— BEGIN RECORDS FOR THIS EXERCISE —

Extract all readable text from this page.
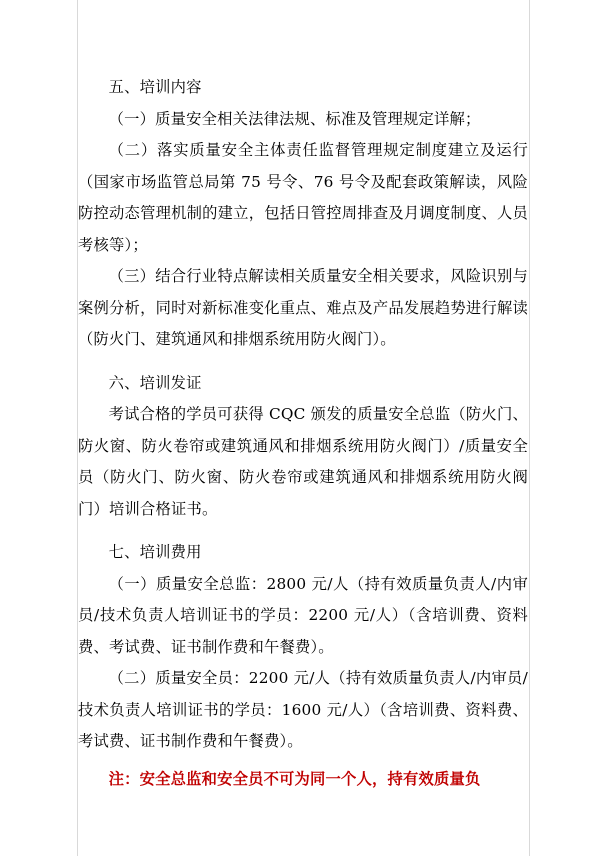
五、培训内容

（一）质量安全相关法律法规、标准及管理规定详解；

（二）落实质量安全主体责任监督管理规定制度建立及运行（国家市场监管总局第 75 号令、76 号令及配套政策解读，风险防控动态管理机制的建立，包括日管控周排查及月调度制度、人员考核等）；

（三）结合行业特点解读相关质量安全相关要求，风险识别与案例分析，同时对新标准变化重点、难点及产品发展趋势进行解读（防火门、建筑通风和排烟系统用防火阀门）。

六、培训发证

考试合格的学员可获得 CQC 颁发的质量安全总监（防火门、防火窗、防火卷帘或建筑通风和排烟系统用防火阀门）/质量安全员（防火门、防火窗、防火卷帘或建筑通风和排烟系统用防火阀门）培训合格证书。

七、培训费用

（一）质量安全总监：2800 元/人（持有效质量负责人/内审员/技术负责人培训证书的学员：2200 元/人）（含培训费、资料费、考试费、证书制作费和午餐费）。

（二）质量安全员：2200 元/人（持有效质量负责人/内审员/技术负责人培训证书的学员：1600 元/人）（含培训费、资料费、考试费、证书制作费和午餐费）。

注：安全总监和安全员不可为同一个人，持有效质量负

— END RECORDS FOR THIS EXERCISE —

Repeat the material above word for word and skip every image in it.

> _COMPLETE ANSWER_:
Extract all readable text from this page.
五、培训内容

（一）质量安全相关法律法规、标准及管理规定详解；

（二）落实质量安全主体责任监督管理规定制度建立及运行（国家市场监管总局第 75 号令、76 号令及配套政策解读，风险防控动态管理机制的建立，包括日管控周排查及月调度制度、人员考核等）；

（三）结合行业特点解读相关质量安全相关要求，风险识别与案例分析，同时对新标准变化重点、难点及产品发展趋势进行解读（防火门、建筑通风和排烟系统用防火阀门）。

六、培训发证

考试合格的学员可获得 CQC 颁发的质量安全总监（防火门、防火窗、防火卷帘或建筑通风和排烟系统用防火阀门）/质量安全员（防火门、防火窗、防火卷帘或建筑通风和排烟系统用防火阀门）培训合格证书。

七、培训费用

（一）质量安全总监：2800 元/人（持有效质量负责人/内审员/技术负责人培训证书的学员：2200 元/人）（含培训费、资料费、考试费、证书制作费和午餐费）。

（二）质量安全员：2200 元/人（持有效质量负责人/内审员/技术负责人培训证书的学员：1600 元/人）（含培训费、资料费、考试费、证书制作费和午餐费）。

注：安全总监和安全员不可为同一个人，持有效质量负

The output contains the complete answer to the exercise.